**What to do:** Using the material below, work out how many lines contain the word "sédentaires". Reply with the number and nothing more.

**Provided records:**
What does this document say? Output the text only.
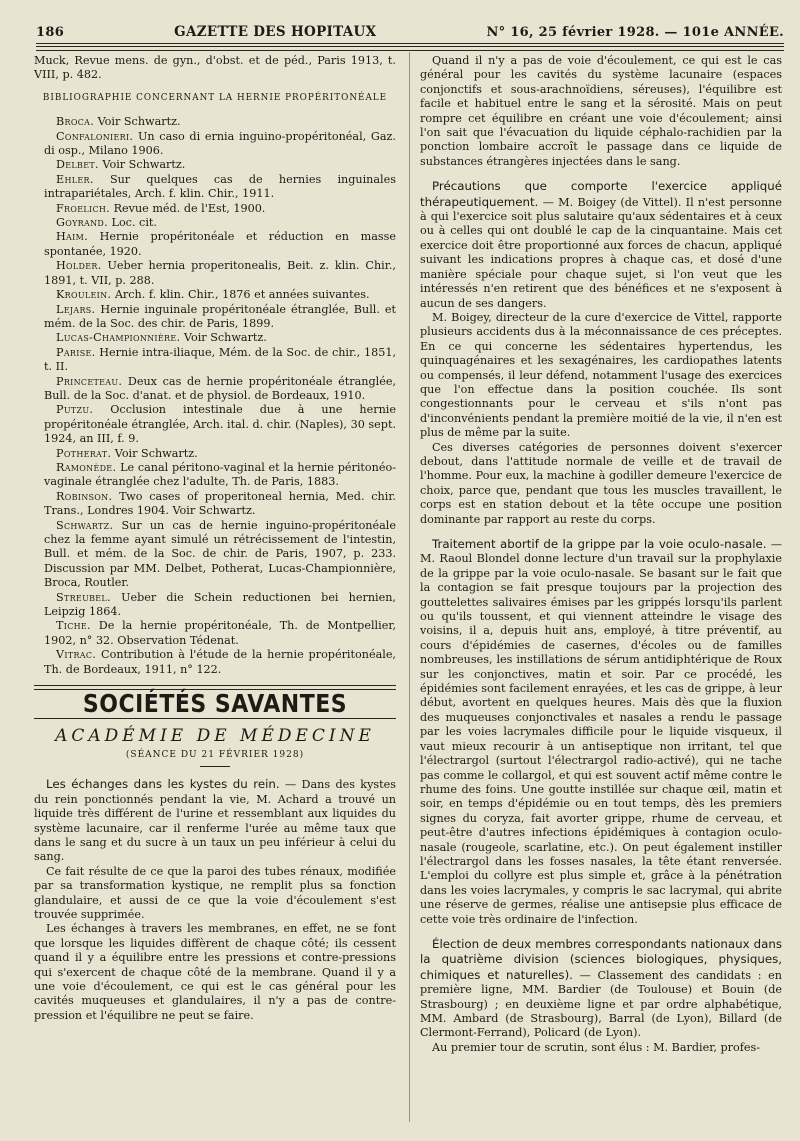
186	GAZETTE DES HOPITAUX	N° 16, 25 février 1928. — 101e ANNÉE.

Muck, Revue mens. de gyn., d'obst. et de péd., Paris 1913, t. VIII, p. 482.

BIBLIOGRAPHIE CONCERNANT LA HERNIE PROPÉRITONÉALE

Broca. Voir Schwartz.

Confalonieri. Un caso di ernia inguino-propéritonéal, Gaz. di osp., Milano 1906.

Delbet. Voir Schwartz.

Ehler. Sur quelques cas de hernies inguinales intrapariétales, Arch. f. klin. Chir., 1911.

Froelich. Revue méd. de l'Est, 1900.

Goyrand. Loc. cit.

Haim. Hernie propéritonéale et réduction en masse spontanée, 1920.

Holder. Ueber hernia properitonealis, Beit. z. klin. Chir., 1891, t. VII, p. 288.

Kroulein. Arch. f. klin. Chir., 1876 et années suivantes.

Lejars. Hernie inguinale propéritonéale étranglée, Bull. et mém. de la Soc. des chir. de Paris, 1899.

Lucas-Championnière. Voir Schwartz.

Parise. Hernie intra-iliaque, Mém. de la Soc. de chir., 1851, t. II.

Princeteau. Deux cas de hernie propéritonéale étranglée, Bull. de la Soc. d'anat. et de physiol. de Bordeaux, 1910.

Putzu. Occlusion intestinale due à une hernie propéritonéale étranglée, Arch. ital. d. chir. (Naples), 30 sept. 1924, an III, f. 9.

Potherat. Voir Schwartz.

Ramonède. Le canal péritono-vaginal et la hernie péritonéo-vaginale étranglée chez l'adulte, Th. de Paris, 1883.

Robinson. Two cases of properitoneal hernia, Med. chir. Trans., Londres 1904. Voir Schwartz.

Schwartz. Sur un cas de hernie inguino-propéritonéale chez la femme ayant simulé un rétrécissement de l'intestin, Bull. et mém. de la Soc. de chir. de Paris, 1907, p. 233. Discussion par MM. Delbet, Potherat, Lucas-Championnière, Broca, Routler.

Streubel. Ueber die Schein reductionen bei hernien, Leipzig 1864.

Tiche. De la hernie propéritonéale, Th. de Montpellier, 1902, n° 32. Observation Tédenat.

Vitrac. Contribution à l'étude de la hernie propéritonéale, Th. de Bordeaux, 1911, n° 122.

SOCIÉTÉS SAVANTES
ACADÉMIE DE MÉDECINE
(SÉANCE DU 21 FÉVRIER 1928)

Les échanges dans les kystes du rein. — Dans des kystes du rein ponctionnés pendant la vie, M. Achard a trouvé un liquide très différent de l'urine et ressemblant aux liquides du système lacunaire, car il renferme l'urée au même taux que dans le sang et du sucre à un taux un peu inférieur à celui du sang.

Ce fait résulte de ce que la paroi des tubes rénaux, modifiée par sa transformation kystique, ne remplit plus sa fonction glandulaire, et aussi de ce que la voie d'écoulement s'est trouvée supprimée.

Les échanges à travers les membranes, en effet, ne se font que lorsque les liquides diffèrent de chaque côté; ils cessent quand il y a équilibre entre les pressions et contre-pressions qui s'exercent de chaque côté de la membrane. Quand il y a une voie d'écoulement, ce qui est le cas général pour les cavités muqueuses et glandulaires, il n'y a pas de contre-pression et l'équilibre ne peut se faire.

Quand il n'y a pas de voie d'écoulement, ce qui est le cas général pour les cavités du système lacunaire (espaces conjonctifs et sous-arachnoïdiens, séreuses), l'équilibre est facile et habituel entre le sang et la sérosité. Mais on peut rompre cet équilibre en créant une voie d'écoulement; ainsi l'on sait que l'évacuation du liquide céphalo-rachidien par la ponction lombaire accroît le passage dans ce liquide de substances étrangères injectées dans le sang.

Précautions que comporte l'exercice appliqué thérapeutiquement. — M. Boigey (de Vittel). Il n'est personne à qui l'exercice soit plus salutaire qu'aux sédentaires et à ceux ou à celles qui ont doublé le cap de la cinquantaine. Mais cet exercice doit être proportionné aux forces de chacun, appliqué suivant les indications propres à chaque cas, et dosé d'une manière spéciale pour chaque sujet, si l'on veut que les intéressés n'en retirent que des bénéfices et ne s'exposent à aucun de ses dangers.

M. Boigey, directeur de la cure d'exercice de Vittel, rapporte plusieurs accidents dus à la méconnaissance de ces préceptes. En ce qui concerne les sédentaires hypertendus, les quinquagénaires et les sexagénaires, les cardiopathes latents ou compensés, il leur défend, notamment l'usage des exercices que l'on effectue dans la position couchée. Ils sont congestionnants pour le cerveau et s'ils n'ont pas d'inconvénients pendant la première moitié de la vie, il n'en est plus de même par la suite.

Ces diverses catégories de personnes doivent s'exercer debout, dans l'attitude normale de veille et de travail de l'homme. Pour eux, la machine à godiller demeure l'exercice de choix, parce que, pendant que tous les muscles travaillent, le corps est en station debout et la tête occupe une position dominante par rapport au reste du corps.

Traitement abortif de la grippe par la voie oculo-nasale. — M. Raoul Blondel donne lecture d'un travail sur la prophylaxie de la grippe par la voie oculo-nasale. Se basant sur le fait que la contagion se fait presque toujours par la projection des gouttelettes salivaires émises par les grippés lorsqu'ils parlent ou qu'ils toussent, et qui viennent atteindre le visage des voisins, il a, depuis huit ans, employé, à titre préventif, au cours d'épidémies de casernes, d'écoles ou de familles nombreuses, les instillations de sérum antidiphtérique de Roux sur les conjonctives, matin et soir. Par ce procédé, les épidémies sont facilement enrayées, et les cas de grippe, à leur début, avortent en quelques heures. Mais dès que la fluxion des muqueuses conjonctivales et nasales a rendu le passage par les voies lacrymales difficile pour le liquide visqueux, il vaut mieux recourir à un antiseptique non irritant, tel que l'électrargol (surtout l'électrargol radio-activé), qui ne tache pas comme le collargol, et qui est souvent actif même contre le rhume des foins. Une goutte instillée sur chaque œil, matin et soir, en temps d'épidémie ou en tout temps, dès les premiers signes du coryza, fait avorter grippe, rhume de cerveau, et peut-être d'autres infections épidémiques à contagion oculo-nasale (rougeole, scarlatine, etc.). On peut également instiller l'électrargol dans les fosses nasales, la tête étant renversée. L'emploi du collyre est plus simple et, grâce à la pénétration dans les voies lacrymales, y compris le sac lacrymal, qui abrite une réserve de germes, réalise une antisepsie plus efficace de cette voie très ordinaire de l'infection.

Élection de deux membres correspondants nationaux dans la quatrième division (sciences biologiques, physiques, chimiques et naturelles). — Classement des candidats : en première ligne, MM. Bardier (de Toulouse) et Bouin (de Strasbourg) ; en deuxième ligne et par ordre alphabétique, MM. Ambard (de Strasbourg), Barral (de Lyon), Billard (de Clermont-Ferrand), Policard (de Lyon).

Au premier tour de scrutin, sont élus : M. Bardier, profes-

**Reply:** 2